_Goal of the exercise_
Look through the data below and return each line where "title" appears.

_Supplied information_

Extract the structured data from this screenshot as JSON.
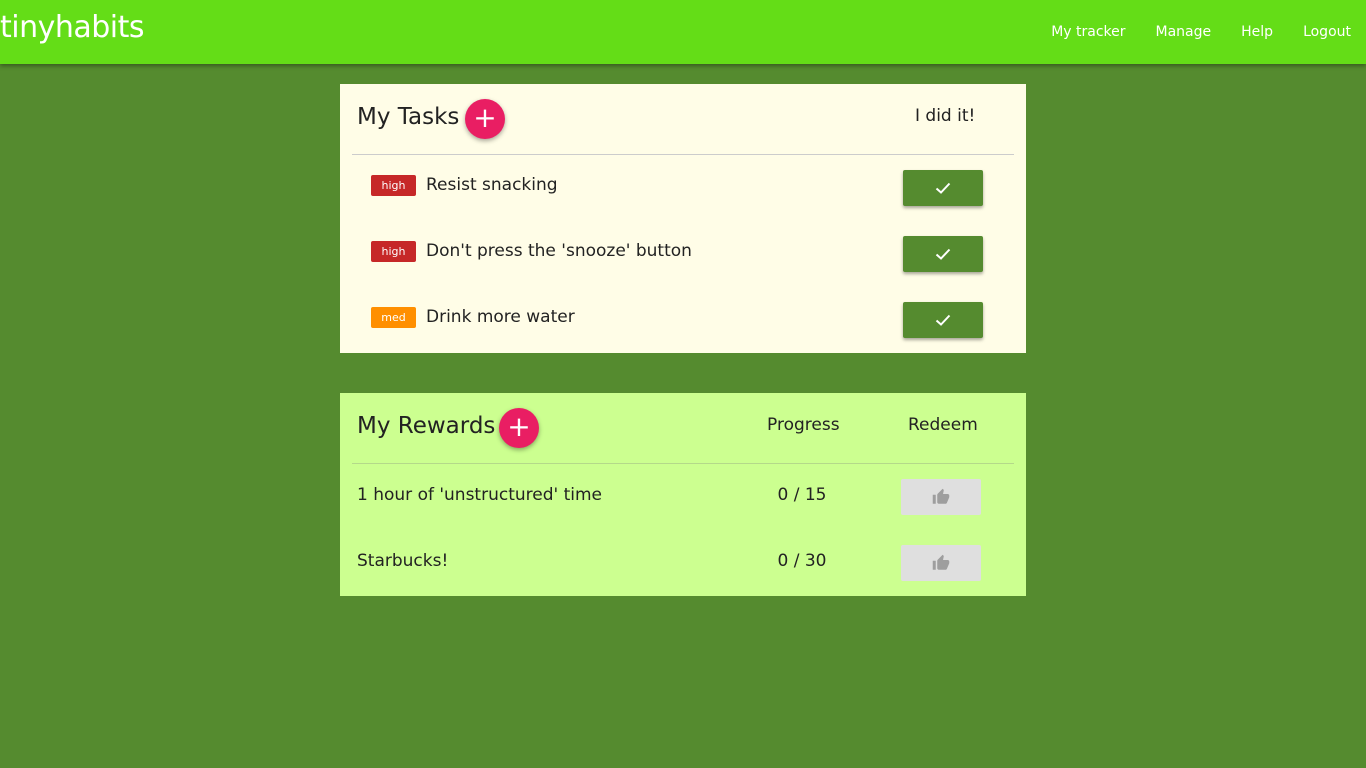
{
  "app": {
    "brand": "tinyhabits"
  },
  "nav": [
    {
      "label": "My tracker"
    },
    {
      "label": "Manage"
    },
    {
      "label": "Help"
    },
    {
      "label": "Logout"
    }
  ],
  "tasks": {
    "title": "My Tasks",
    "add_label": "+",
    "done_header": "I did it!",
    "items": [
      {
        "priority": "high",
        "name": "Resist snacking"
      },
      {
        "priority": "high",
        "name": "Don't press the 'snooze' button"
      },
      {
        "priority": "med",
        "name": "Drink more water"
      }
    ]
  },
  "rewards": {
    "title": "My Rewards",
    "add_label": "+",
    "progress_header": "Progress",
    "redeem_header": "Redeem",
    "items": [
      {
        "name": "1 hour of 'unstructured' time",
        "progress": "0 / 15"
      },
      {
        "name": "Starbucks!",
        "progress": "0 / 30"
      }
    ]
  },
  "icons": {
    "task_done": "check-icon",
    "reward_redeem": "thumbs-up-icon",
    "add": "plus-icon"
  },
  "colors": {
    "topbar": "#64dd17",
    "background": "#558b2f",
    "tasks_card": "#fffde7",
    "rewards_card": "#ccff90",
    "add_button": "#e91e63",
    "priority_high": "#c62828",
    "priority_med": "#ff8f00",
    "done_button": "#558b2f",
    "redeem_button_disabled": "#dfdfdf"
  }
}
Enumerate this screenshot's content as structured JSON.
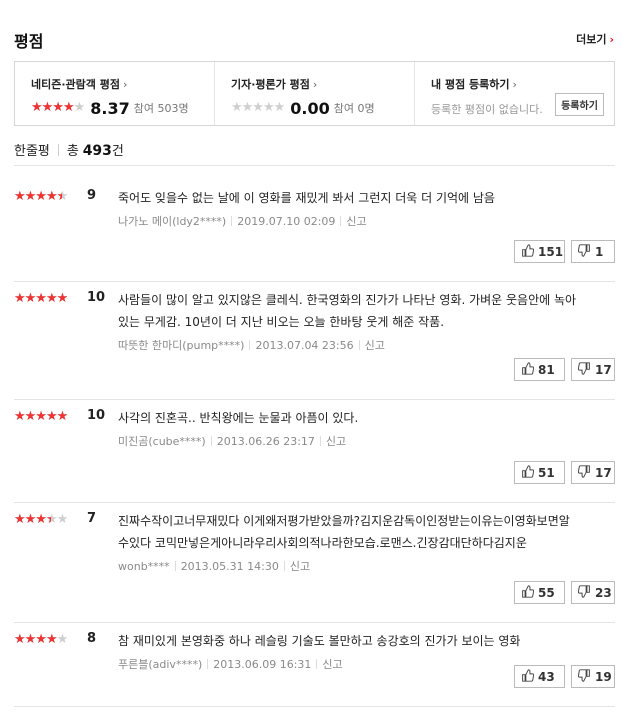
{
  "section": {
    "title": "평점",
    "more_label": "더보기"
  },
  "summary": {
    "audience": {
      "label": "네티즌·관람객 평점",
      "score": "8.37",
      "count": "참여 503명",
      "stars": 4
    },
    "critic": {
      "label": "기자·평론가 평점",
      "score": "0.00",
      "count": "참여 0명",
      "stars": 0
    },
    "mine": {
      "label": "내 평점 등록하기",
      "desc": "등록한 평점이 없습니다.",
      "button": "등록하기"
    }
  },
  "reviews_header": {
    "label": "한줄평",
    "total_prefix": "총",
    "total": "493",
    "total_suffix": "건"
  },
  "vote_labels": {
    "up": "공감",
    "down": "비공감"
  },
  "reviews": [
    {
      "stars": 4.5,
      "score": "9",
      "lines": [
        "죽어도 잊을수 없는 날에 이 영화를 재밌게 봐서 그런지 더욱 더 기억에 남음"
      ],
      "user": "나가노 메이(ldy2****)",
      "date": "2019.07.10 02:09",
      "report": "신고",
      "up": "151",
      "down": "1"
    },
    {
      "stars": 5,
      "score": "10",
      "lines": [
        "사람들이 많이 알고 있지않은 클레식. 한국영화의 진가가 나타난 영화. 가벼운 웃음안에 녹아",
        "있는 무게감. 10년이 더 지난 비오는 오늘 한바탕 웃게 해준 작품."
      ],
      "user": "따뜻한 한마디(pump****)",
      "date": "2013.07.04 23:56",
      "report": "신고",
      "up": "81",
      "down": "17"
    },
    {
      "stars": 5,
      "score": "10",
      "lines": [
        "사각의 진혼곡.. 반칙왕에는 눈물과 아픔이 있다."
      ],
      "user": "미진곰(cube****)",
      "date": "2013.06.26 23:17",
      "report": "신고",
      "up": "51",
      "down": "17"
    },
    {
      "stars": 3.5,
      "score": "7",
      "lines": [
        "진짜수작이고너무재밌다 이게왜저평가받았을까?김지운감독이인정받는이유는이영화보면알",
        "수있다 코믹만넣은게아니라우리사회의적나라한모습.로맨스.긴장감대단하다김지운"
      ],
      "user": "wonb****",
      "date": "2013.05.31 14:30",
      "report": "신고",
      "up": "55",
      "down": "23"
    },
    {
      "stars": 4,
      "score": "8",
      "lines": [
        "참 재미있게 본영화중 하나 레슬링 기술도 볼만하고 송강호의 진가가 보이는 영화"
      ],
      "user": "푸른블(adiv****)",
      "date": "2013.06.09 16:31",
      "report": "신고",
      "up": "43",
      "down": "19"
    }
  ],
  "colors": {
    "star_active": "#e33333",
    "star_inactive": "#cfcfcf",
    "accent": "#e11111"
  },
  "icons": {
    "thumbs_up": "thumbs-up-icon",
    "thumbs_down": "thumbs-down-icon",
    "chevron": "chevron-right-icon"
  }
}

_Problem solution_
    "title": "My Tasks",
    "title": "My Rewards",
    "title": "평점",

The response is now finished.